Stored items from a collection
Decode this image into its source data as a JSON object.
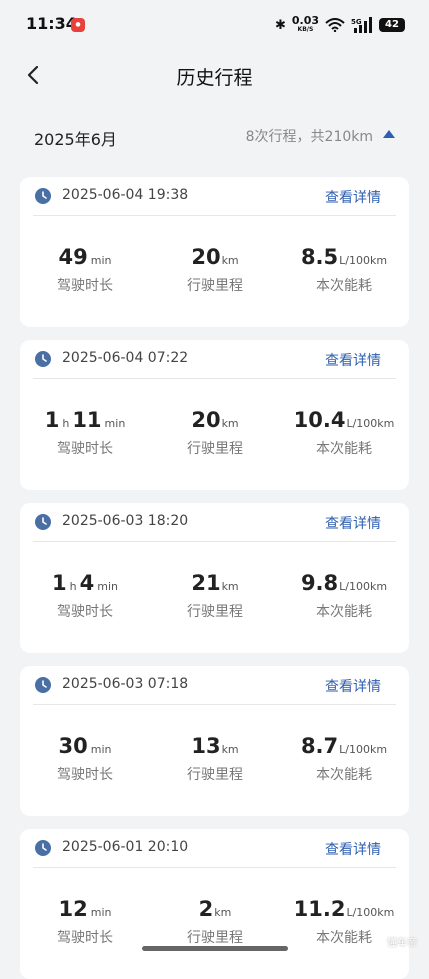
{
  "status_bar": {
    "time": "11:34",
    "app_icon_text": "小红书",
    "net_speed_value": "0.03",
    "net_speed_unit": "KB/S",
    "battery": "42",
    "signal_label": "5G"
  },
  "header": {
    "title": "历史行程"
  },
  "month": {
    "label": "2025年6月",
    "summary": "8次行程，共210km"
  },
  "labels": {
    "detail": "查看详情",
    "duration": "驾驶时长",
    "distance": "行驶里程",
    "consumption": "本次能耗",
    "min_unit": "min",
    "h_unit": "h",
    "km_unit": "km",
    "fuel_unit": "L/100km"
  },
  "trips": [
    {
      "datetime": "2025-06-04 19:38",
      "hours": "",
      "minutes": "49",
      "distance": "20",
      "consumption": "8.5"
    },
    {
      "datetime": "2025-06-04 07:22",
      "hours": "1",
      "minutes": "11",
      "distance": "20",
      "consumption": "10.4"
    },
    {
      "datetime": "2025-06-03 18:20",
      "hours": "1",
      "minutes": "4",
      "distance": "21",
      "consumption": "9.8"
    },
    {
      "datetime": "2025-06-03 07:18",
      "hours": "",
      "minutes": "30",
      "distance": "13",
      "consumption": "8.7"
    },
    {
      "datetime": "2025-06-01 20:10",
      "hours": "",
      "minutes": "12",
      "distance": "2",
      "consumption": "11.2"
    }
  ],
  "watermark": "懂车帝",
  "colors": {
    "accent": "#2f5fb0",
    "background": "#f2f3f5",
    "card": "#ffffff",
    "clock_icon": "#4a6fa5"
  }
}
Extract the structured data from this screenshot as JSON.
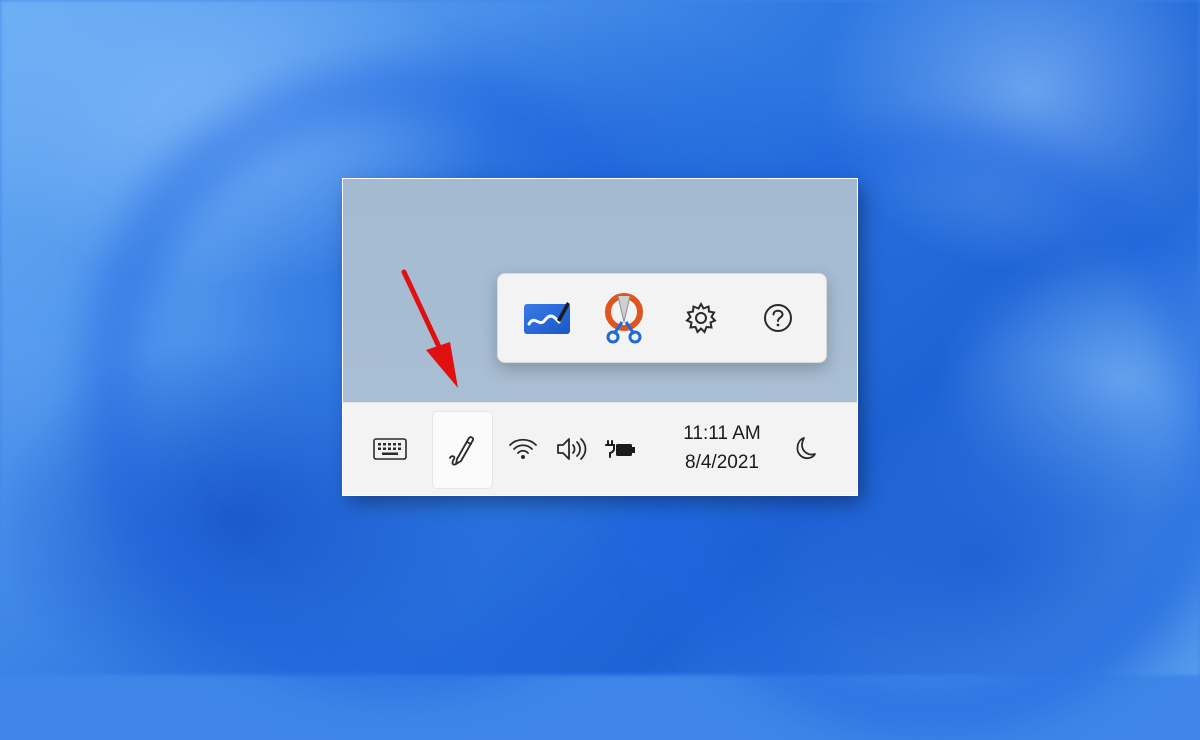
{
  "taskbar": {
    "clock": {
      "time": "11:11 AM",
      "date": "8/4/2021"
    },
    "tray_icons": [
      {
        "name": "touch-keyboard-icon"
      },
      {
        "name": "pen-menu-icon"
      },
      {
        "name": "wifi-icon"
      },
      {
        "name": "volume-icon"
      },
      {
        "name": "battery-charging-icon"
      },
      {
        "name": "focus-assist-moon-icon"
      }
    ]
  },
  "pen_menu": {
    "items": [
      {
        "name": "whiteboard-app-icon"
      },
      {
        "name": "snip-sketch-app-icon"
      },
      {
        "name": "settings-gear-icon"
      },
      {
        "name": "help-icon"
      }
    ]
  },
  "colors": {
    "wallpaper_blue": "#3f86e8",
    "taskbar_bg": "#f3f3f3",
    "annotation_arrow": "#e01010"
  }
}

• [WORK TO BE COMPLETED]:
Omit each picture, then return all of the listing exactly as it stands.

• [THE COMPLETED TASK]:
Decode this image into its source data as a JSON object.
{
  "status_bar": {
    "time": "11:34",
    "app_icon_text": "小红书",
    "net_speed_value": "0.03",
    "net_speed_unit": "KB/S",
    "battery": "42",
    "signal_label": "5G"
  },
  "header": {
    "title": "历史行程"
  },
  "month": {
    "label": "2025年6月",
    "summary": "8次行程，共210km"
  },
  "labels": {
    "detail": "查看详情",
    "duration": "驾驶时长",
    "distance": "行驶里程",
    "consumption": "本次能耗",
    "min_unit": "min",
    "h_unit": "h",
    "km_unit": "km",
    "fuel_unit": "L/100km"
  },
  "trips": [
    {
      "datetime": "2025-06-04 19:38",
      "hours": "",
      "minutes": "49",
      "distance": "20",
      "consumption": "8.5"
    },
    {
      "datetime": "2025-06-04 07:22",
      "hours": "1",
      "minutes": "11",
      "distance": "20",
      "consumption": "10.4"
    },
    {
      "datetime": "2025-06-03 18:20",
      "hours": "1",
      "minutes": "4",
      "distance": "21",
      "consumption": "9.8"
    },
    {
      "datetime": "2025-06-03 07:18",
      "hours": "",
      "minutes": "30",
      "distance": "13",
      "consumption": "8.7"
    },
    {
      "datetime": "2025-06-01 20:10",
      "hours": "",
      "minutes": "12",
      "distance": "2",
      "consumption": "11.2"
    }
  ],
  "watermark": "懂车帝",
  "colors": {
    "accent": "#2f5fb0",
    "background": "#f2f3f5",
    "card": "#ffffff",
    "clock_icon": "#4a6fa5"
  }
}
Extract the structured data from this screenshot as JSON.
{
  "taskbar": {
    "clock": {
      "time": "11:11 AM",
      "date": "8/4/2021"
    },
    "tray_icons": [
      {
        "name": "touch-keyboard-icon"
      },
      {
        "name": "pen-menu-icon"
      },
      {
        "name": "wifi-icon"
      },
      {
        "name": "volume-icon"
      },
      {
        "name": "battery-charging-icon"
      },
      {
        "name": "focus-assist-moon-icon"
      }
    ]
  },
  "pen_menu": {
    "items": [
      {
        "name": "whiteboard-app-icon"
      },
      {
        "name": "snip-sketch-app-icon"
      },
      {
        "name": "settings-gear-icon"
      },
      {
        "name": "help-icon"
      }
    ]
  },
  "colors": {
    "wallpaper_blue": "#3f86e8",
    "taskbar_bg": "#f3f3f3",
    "annotation_arrow": "#e01010"
  }
}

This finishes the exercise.